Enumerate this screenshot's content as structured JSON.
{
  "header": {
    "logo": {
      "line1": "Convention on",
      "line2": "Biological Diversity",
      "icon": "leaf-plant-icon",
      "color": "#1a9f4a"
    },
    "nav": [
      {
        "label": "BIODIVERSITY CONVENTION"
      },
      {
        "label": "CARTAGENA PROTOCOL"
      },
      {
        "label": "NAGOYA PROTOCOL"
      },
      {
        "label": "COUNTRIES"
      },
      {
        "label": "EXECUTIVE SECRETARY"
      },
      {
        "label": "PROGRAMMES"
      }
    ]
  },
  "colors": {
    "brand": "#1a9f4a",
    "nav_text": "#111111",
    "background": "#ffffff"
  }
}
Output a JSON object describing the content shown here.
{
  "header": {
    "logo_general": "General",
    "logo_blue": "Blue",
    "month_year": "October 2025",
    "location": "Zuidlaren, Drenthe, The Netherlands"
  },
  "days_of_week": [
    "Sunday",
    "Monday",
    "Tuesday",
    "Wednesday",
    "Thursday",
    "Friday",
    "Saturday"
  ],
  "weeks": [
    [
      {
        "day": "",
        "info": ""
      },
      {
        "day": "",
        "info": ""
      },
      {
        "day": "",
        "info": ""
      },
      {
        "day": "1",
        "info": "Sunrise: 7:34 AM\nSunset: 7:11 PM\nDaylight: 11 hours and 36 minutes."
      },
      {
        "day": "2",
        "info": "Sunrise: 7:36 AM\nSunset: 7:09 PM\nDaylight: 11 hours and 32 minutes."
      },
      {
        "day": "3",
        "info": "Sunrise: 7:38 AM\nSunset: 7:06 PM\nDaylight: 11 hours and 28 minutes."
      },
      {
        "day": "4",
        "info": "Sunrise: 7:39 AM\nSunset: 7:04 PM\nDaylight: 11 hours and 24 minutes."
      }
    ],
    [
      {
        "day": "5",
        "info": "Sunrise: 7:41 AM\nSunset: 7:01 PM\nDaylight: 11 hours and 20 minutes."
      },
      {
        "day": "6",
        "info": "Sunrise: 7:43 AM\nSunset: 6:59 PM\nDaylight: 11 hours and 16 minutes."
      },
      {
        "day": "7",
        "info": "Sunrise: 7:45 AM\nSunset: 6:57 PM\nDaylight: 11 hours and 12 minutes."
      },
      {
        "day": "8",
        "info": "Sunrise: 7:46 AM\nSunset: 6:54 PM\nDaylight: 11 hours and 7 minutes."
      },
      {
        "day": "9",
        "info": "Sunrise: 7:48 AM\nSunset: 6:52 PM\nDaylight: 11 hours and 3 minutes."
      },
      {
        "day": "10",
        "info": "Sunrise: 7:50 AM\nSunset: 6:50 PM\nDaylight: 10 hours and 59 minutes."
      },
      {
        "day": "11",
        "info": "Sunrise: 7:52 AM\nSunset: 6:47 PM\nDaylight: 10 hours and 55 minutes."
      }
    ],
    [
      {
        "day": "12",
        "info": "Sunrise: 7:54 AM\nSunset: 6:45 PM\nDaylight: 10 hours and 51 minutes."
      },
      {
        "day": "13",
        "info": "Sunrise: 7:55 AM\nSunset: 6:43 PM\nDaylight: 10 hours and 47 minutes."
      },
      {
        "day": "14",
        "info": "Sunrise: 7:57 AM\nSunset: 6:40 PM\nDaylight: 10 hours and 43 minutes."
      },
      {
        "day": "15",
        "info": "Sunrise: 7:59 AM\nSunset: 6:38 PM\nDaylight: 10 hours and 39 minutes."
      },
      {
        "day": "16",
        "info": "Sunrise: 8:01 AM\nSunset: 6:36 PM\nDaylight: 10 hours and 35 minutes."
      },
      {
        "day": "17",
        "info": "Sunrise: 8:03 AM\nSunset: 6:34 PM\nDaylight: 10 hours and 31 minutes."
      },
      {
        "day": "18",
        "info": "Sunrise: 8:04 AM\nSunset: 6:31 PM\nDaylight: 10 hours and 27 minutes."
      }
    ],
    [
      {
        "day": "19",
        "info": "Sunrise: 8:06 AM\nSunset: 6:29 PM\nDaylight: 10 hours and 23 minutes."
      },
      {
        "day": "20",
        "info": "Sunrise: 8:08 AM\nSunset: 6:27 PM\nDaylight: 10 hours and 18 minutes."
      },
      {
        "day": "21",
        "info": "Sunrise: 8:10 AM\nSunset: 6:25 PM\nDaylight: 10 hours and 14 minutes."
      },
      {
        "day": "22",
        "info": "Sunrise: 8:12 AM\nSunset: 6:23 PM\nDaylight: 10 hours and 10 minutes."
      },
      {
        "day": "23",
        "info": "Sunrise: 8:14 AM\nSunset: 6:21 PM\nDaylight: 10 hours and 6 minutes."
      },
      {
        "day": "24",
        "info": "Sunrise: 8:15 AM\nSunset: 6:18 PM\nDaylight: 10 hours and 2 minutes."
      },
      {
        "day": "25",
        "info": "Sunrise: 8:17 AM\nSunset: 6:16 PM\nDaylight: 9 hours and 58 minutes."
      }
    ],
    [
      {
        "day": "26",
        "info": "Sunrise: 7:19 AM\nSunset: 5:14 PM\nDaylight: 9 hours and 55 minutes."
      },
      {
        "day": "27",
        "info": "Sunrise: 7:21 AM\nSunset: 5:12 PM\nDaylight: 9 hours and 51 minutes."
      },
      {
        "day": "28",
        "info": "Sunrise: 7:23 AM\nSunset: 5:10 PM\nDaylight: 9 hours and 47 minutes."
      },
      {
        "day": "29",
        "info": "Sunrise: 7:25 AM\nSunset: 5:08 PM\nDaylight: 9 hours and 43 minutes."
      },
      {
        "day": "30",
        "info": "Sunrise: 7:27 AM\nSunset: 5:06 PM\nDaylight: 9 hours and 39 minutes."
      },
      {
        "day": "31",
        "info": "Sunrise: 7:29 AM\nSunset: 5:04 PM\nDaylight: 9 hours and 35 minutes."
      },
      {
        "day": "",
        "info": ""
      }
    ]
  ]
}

● **INSTRUCTION**: Nothing should be left out: return all of the records exactly.

● **RESULT FOR THIS EXERCISE**:
Enumerate this screenshot's content as structured JSON.
{
  "header": {
    "logo": {
      "line1": "Convention on",
      "line2": "Biological Diversity",
      "icon": "leaf-plant-icon",
      "color": "#1a9f4a"
    },
    "nav": [
      {
        "label": "BIODIVERSITY CONVENTION"
      },
      {
        "label": "CARTAGENA PROTOCOL"
      },
      {
        "label": "NAGOYA PROTOCOL"
      },
      {
        "label": "COUNTRIES"
      },
      {
        "label": "EXECUTIVE SECRETARY"
      },
      {
        "label": "PROGRAMMES"
      }
    ]
  },
  "colors": {
    "brand": "#1a9f4a",
    "nav_text": "#111111",
    "background": "#ffffff"
  }
}
Output a JSON object describing the content shown here.
{
  "header": {
    "logo_general": "General",
    "logo_blue": "Blue",
    "month_year": "October 2025",
    "location": "Zuidlaren, Drenthe, The Netherlands"
  },
  "days_of_week": [
    "Sunday",
    "Monday",
    "Tuesday",
    "Wednesday",
    "Thursday",
    "Friday",
    "Saturday"
  ],
  "weeks": [
    [
      {
        "day": "",
        "info": ""
      },
      {
        "day": "",
        "info": ""
      },
      {
        "day": "",
        "info": ""
      },
      {
        "day": "1",
        "info": "Sunrise: 7:34 AM\nSunset: 7:11 PM\nDaylight: 11 hours and 36 minutes."
      },
      {
        "day": "2",
        "info": "Sunrise: 7:36 AM\nSunset: 7:09 PM\nDaylight: 11 hours and 32 minutes."
      },
      {
        "day": "3",
        "info": "Sunrise: 7:38 AM\nSunset: 7:06 PM\nDaylight: 11 hours and 28 minutes."
      },
      {
        "day": "4",
        "info": "Sunrise: 7:39 AM\nSunset: 7:04 PM\nDaylight: 11 hours and 24 minutes."
      }
    ],
    [
      {
        "day": "5",
        "info": "Sunrise: 7:41 AM\nSunset: 7:01 PM\nDaylight: 11 hours and 20 minutes."
      },
      {
        "day": "6",
        "info": "Sunrise: 7:43 AM\nSunset: 6:59 PM\nDaylight: 11 hours and 16 minutes."
      },
      {
        "day": "7",
        "info": "Sunrise: 7:45 AM\nSunset: 6:57 PM\nDaylight: 11 hours and 12 minutes."
      },
      {
        "day": "8",
        "info": "Sunrise: 7:46 AM\nSunset: 6:54 PM\nDaylight: 11 hours and 7 minutes."
      },
      {
        "day": "9",
        "info": "Sunrise: 7:48 AM\nSunset: 6:52 PM\nDaylight: 11 hours and 3 minutes."
      },
      {
        "day": "10",
        "info": "Sunrise: 7:50 AM\nSunset: 6:50 PM\nDaylight: 10 hours and 59 minutes."
      },
      {
        "day": "11",
        "info": "Sunrise: 7:52 AM\nSunset: 6:47 PM\nDaylight: 10 hours and 55 minutes."
      }
    ],
    [
      {
        "day": "12",
        "info": "Sunrise: 7:54 AM\nSunset: 6:45 PM\nDaylight: 10 hours and 51 minutes."
      },
      {
        "day": "13",
        "info": "Sunrise: 7:55 AM\nSunset: 6:43 PM\nDaylight: 10 hours and 47 minutes."
      },
      {
        "day": "14",
        "info": "Sunrise: 7:57 AM\nSunset: 6:40 PM\nDaylight: 10 hours and 43 minutes."
      },
      {
        "day": "15",
        "info": "Sunrise: 7:59 AM\nSunset: 6:38 PM\nDaylight: 10 hours and 39 minutes."
      },
      {
        "day": "16",
        "info": "Sunrise: 8:01 AM\nSunset: 6:36 PM\nDaylight: 10 hours and 35 minutes."
      },
      {
        "day": "17",
        "info": "Sunrise: 8:03 AM\nSunset: 6:34 PM\nDaylight: 10 hours and 31 minutes."
      },
      {
        "day": "18",
        "info": "Sunrise: 8:04 AM\nSunset: 6:31 PM\nDaylight: 10 hours and 27 minutes."
      }
    ],
    [
      {
        "day": "19",
        "info": "Sunrise: 8:06 AM\nSunset: 6:29 PM\nDaylight: 10 hours and 23 minutes."
      },
      {
        "day": "20",
        "info": "Sunrise: 8:08 AM\nSunset: 6:27 PM\nDaylight: 10 hours and 18 minutes."
      },
      {
        "day": "21",
        "info": "Sunrise: 8:10 AM\nSunset: 6:25 PM\nDaylight: 10 hours and 14 minutes."
      },
      {
        "day": "22",
        "info": "Sunrise: 8:12 AM\nSunset: 6:23 PM\nDaylight: 10 hours and 10 minutes."
      },
      {
        "day": "23",
        "info": "Sunrise: 8:14 AM\nSunset: 6:21 PM\nDaylight: 10 hours and 6 minutes."
      },
      {
        "day": "24",
        "info": "Sunrise: 8:15 AM\nSunset: 6:18 PM\nDaylight: 10 hours and 2 minutes."
      },
      {
        "day": "25",
        "info": "Sunrise: 8:17 AM\nSunset: 6:16 PM\nDaylight: 9 hours and 58 minutes."
      }
    ],
    [
      {
        "day": "26",
        "info": "Sunrise: 7:19 AM\nSunset: 5:14 PM\nDaylight: 9 hours and 55 minutes."
      },
      {
        "day": "27",
        "info": "Sunrise: 7:21 AM\nSunset: 5:12 PM\nDaylight: 9 hours and 51 minutes."
      },
      {
        "day": "28",
        "info": "Sunrise: 7:23 AM\nSunset: 5:10 PM\nDaylight: 9 hours and 47 minutes."
      },
      {
        "day": "29",
        "info": "Sunrise: 7:25 AM\nSunset: 5:08 PM\nDaylight: 9 hours and 43 minutes."
      },
      {
        "day": "30",
        "info": "Sunrise: 7:27 AM\nSunset: 5:06 PM\nDaylight: 9 hours and 39 minutes."
      },
      {
        "day": "31",
        "info": "Sunrise: 7:29 AM\nSunset: 5:04 PM\nDaylight: 9 hours and 35 minutes."
      },
      {
        "day": "",
        "info": ""
      }
    ]
  ]
}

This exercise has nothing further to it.